● Entries taken from a collection:
--------

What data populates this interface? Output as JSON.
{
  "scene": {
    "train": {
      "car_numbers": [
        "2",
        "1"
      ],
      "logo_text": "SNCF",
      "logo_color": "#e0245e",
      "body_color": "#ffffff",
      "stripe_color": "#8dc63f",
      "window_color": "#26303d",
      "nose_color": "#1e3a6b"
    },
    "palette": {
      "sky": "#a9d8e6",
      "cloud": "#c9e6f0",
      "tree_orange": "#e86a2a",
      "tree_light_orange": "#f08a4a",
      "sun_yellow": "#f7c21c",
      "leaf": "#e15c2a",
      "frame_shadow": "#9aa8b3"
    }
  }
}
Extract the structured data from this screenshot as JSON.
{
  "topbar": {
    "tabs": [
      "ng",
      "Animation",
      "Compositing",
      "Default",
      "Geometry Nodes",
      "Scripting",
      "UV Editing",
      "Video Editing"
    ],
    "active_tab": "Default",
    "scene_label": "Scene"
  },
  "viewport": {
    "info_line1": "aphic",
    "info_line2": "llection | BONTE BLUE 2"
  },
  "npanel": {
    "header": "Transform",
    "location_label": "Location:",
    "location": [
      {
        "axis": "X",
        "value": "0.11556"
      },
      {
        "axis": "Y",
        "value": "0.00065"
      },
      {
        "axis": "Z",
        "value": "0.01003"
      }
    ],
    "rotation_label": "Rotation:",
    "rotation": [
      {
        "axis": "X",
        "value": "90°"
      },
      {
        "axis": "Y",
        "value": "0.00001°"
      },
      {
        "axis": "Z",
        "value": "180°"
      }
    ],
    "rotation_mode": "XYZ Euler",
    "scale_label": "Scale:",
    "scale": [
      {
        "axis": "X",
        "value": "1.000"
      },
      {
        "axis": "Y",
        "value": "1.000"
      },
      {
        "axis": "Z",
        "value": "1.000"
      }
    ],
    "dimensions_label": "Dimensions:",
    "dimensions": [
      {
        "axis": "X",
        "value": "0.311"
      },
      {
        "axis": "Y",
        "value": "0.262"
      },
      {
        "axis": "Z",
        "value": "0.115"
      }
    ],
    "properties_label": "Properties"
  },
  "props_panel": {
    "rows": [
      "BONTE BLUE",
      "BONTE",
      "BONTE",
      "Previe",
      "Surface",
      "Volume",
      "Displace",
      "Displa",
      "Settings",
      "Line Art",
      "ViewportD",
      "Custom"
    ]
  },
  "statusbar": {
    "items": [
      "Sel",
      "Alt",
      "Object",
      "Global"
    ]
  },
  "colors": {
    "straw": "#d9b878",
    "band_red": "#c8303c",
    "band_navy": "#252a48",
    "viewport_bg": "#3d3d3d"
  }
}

--------

● Instruction: In the material above, find each line that contains the word "data", and select it.

● Complete answer:
What data populates this interface? Output as JSON.
Extract the structured data from this screenshot as JSON.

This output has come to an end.